Exercise task
Write out all of the data exactly as it appears.
* START Records supplied *
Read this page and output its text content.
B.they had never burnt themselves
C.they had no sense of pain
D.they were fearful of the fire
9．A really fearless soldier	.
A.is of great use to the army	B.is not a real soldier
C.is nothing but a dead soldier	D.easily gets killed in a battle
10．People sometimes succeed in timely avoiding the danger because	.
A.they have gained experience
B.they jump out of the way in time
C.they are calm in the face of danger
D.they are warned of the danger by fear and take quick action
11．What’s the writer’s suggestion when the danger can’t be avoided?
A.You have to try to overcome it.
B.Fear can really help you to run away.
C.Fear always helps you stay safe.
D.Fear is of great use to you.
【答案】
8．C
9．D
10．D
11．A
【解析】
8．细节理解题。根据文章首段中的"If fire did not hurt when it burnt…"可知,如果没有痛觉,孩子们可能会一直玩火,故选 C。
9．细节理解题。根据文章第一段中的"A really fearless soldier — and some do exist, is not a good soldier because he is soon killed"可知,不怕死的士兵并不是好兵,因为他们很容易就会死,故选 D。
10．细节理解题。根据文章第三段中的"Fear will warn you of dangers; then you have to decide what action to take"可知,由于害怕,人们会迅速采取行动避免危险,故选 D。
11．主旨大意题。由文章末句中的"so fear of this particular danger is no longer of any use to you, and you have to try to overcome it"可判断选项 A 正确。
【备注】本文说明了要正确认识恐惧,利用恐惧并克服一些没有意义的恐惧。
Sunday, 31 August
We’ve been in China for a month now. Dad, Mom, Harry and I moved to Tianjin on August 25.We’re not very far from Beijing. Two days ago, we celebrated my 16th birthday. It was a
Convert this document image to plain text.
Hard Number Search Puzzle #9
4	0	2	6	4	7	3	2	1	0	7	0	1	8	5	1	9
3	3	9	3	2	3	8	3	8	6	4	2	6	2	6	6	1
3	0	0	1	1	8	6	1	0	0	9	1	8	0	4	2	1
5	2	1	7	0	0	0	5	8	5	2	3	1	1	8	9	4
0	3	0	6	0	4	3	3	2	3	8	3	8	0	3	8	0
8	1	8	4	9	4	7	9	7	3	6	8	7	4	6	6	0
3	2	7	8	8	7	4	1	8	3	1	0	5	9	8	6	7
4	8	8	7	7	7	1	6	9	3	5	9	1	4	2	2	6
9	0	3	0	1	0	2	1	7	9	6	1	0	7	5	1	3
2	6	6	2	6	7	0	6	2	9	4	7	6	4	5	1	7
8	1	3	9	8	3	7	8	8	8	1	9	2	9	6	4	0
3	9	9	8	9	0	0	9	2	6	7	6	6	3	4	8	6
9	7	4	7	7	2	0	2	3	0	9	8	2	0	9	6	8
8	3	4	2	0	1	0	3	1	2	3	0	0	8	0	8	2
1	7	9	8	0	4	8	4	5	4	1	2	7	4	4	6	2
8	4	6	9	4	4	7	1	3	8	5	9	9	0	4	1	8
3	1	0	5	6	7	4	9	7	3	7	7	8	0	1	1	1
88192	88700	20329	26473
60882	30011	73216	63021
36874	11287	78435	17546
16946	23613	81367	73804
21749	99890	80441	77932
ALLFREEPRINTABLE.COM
* END Records supplied *
Written response
Read this page and output its text content.
B.they had never burnt themselves
C.they had no sense of pain
D.they were fearful of the fire
9．A really fearless soldier	.
A.is of great use to the army	B.is not a real soldier
C.is nothing but a dead soldier	D.easily gets killed in a battle
10．People sometimes succeed in timely avoiding the danger because	.
A.they have gained experience
B.they jump out of the way in time
C.they are calm in the face of danger
D.they are warned of the danger by fear and take quick action
11．What’s the writer’s suggestion when the danger can’t be avoided?
A.You have to try to overcome it.
B.Fear can really help you to run away.
C.Fear always helps you stay safe.
D.Fear is of great use to you.
【答案】
8．C
9．D
10．D
11．A
【解析】
8．细节理解题。根据文章首段中的"If fire did not hurt when it burnt…"可知,如果没有痛觉,孩子们可能会一直玩火,故选 C。
9．细节理解题。根据文章第一段中的"A really fearless soldier — and some do exist, is not a good soldier because he is soon killed"可知,不怕死的士兵并不是好兵,因为他们很容易就会死,故选 D。
10．细节理解题。根据文章第三段中的"Fear will warn you of dangers; then you have to decide what action to take"可知,由于害怕,人们会迅速采取行动避免危险,故选 D。
11．主旨大意题。由文章末句中的"so fear of this particular danger is no longer of any use to you, and you have to try to overcome it"可判断选项 A 正确。
【备注】本文说明了要正确认识恐惧,利用恐惧并克服一些没有意义的恐惧。
Sunday, 31 August
We’ve been in China for a month now. Dad, Mom, Harry and I moved to Tianjin on August 25.We’re not very far from Beijing. Two days ago, we celebrated my 16th birthday. It was a
Convert this document image to plain text.
Hard Number Search Puzzle #9
4	0	2	6	4	7	3	2	1	0	7	0	1	8	5	1	9
3	3	9	3	2	3	8	3	8	6	4	2	6	2	6	6	1
3	0	0	1	1	8	6	1	0	0	9	1	8	0	4	2	1
5	2	1	7	0	0	0	5	8	5	2	3	1	1	8	9	4
0	3	0	6	0	4	3	3	2	3	8	3	8	0	3	8	0
8	1	8	4	9	4	7	9	7	3	6	8	7	4	6	6	0
3	2	7	8	8	7	4	1	8	3	1	0	5	9	8	6	7
4	8	8	7	7	7	1	6	9	3	5	9	1	4	2	2	6
9	0	3	0	1	0	2	1	7	9	6	1	0	7	5	1	3
2	6	6	2	6	7	0	6	2	9	4	7	6	4	5	1	7
8	1	3	9	8	3	7	8	8	8	1	9	2	9	6	4	0
3	9	9	8	9	0	0	9	2	6	7	6	6	3	4	8	6
9	7	4	7	7	2	0	2	3	0	9	8	2	0	9	6	8
8	3	4	2	0	1	0	3	1	2	3	0	0	8	0	8	2
1	7	9	8	0	4	8	4	5	4	1	2	7	4	4	6	2
8	4	6	9	4	4	7	1	3	8	5	9	9	0	4	1	8
3	1	0	5	6	7	4	9	7	3	7	7	8	0	1	1	1
88192	88700	20329	26473
60882	30011	73216	63021
36874	11287	78435	17546
16946	23613	81367	73804
21749	99890	80441	77932
ALLFREEPRINTABLE.COM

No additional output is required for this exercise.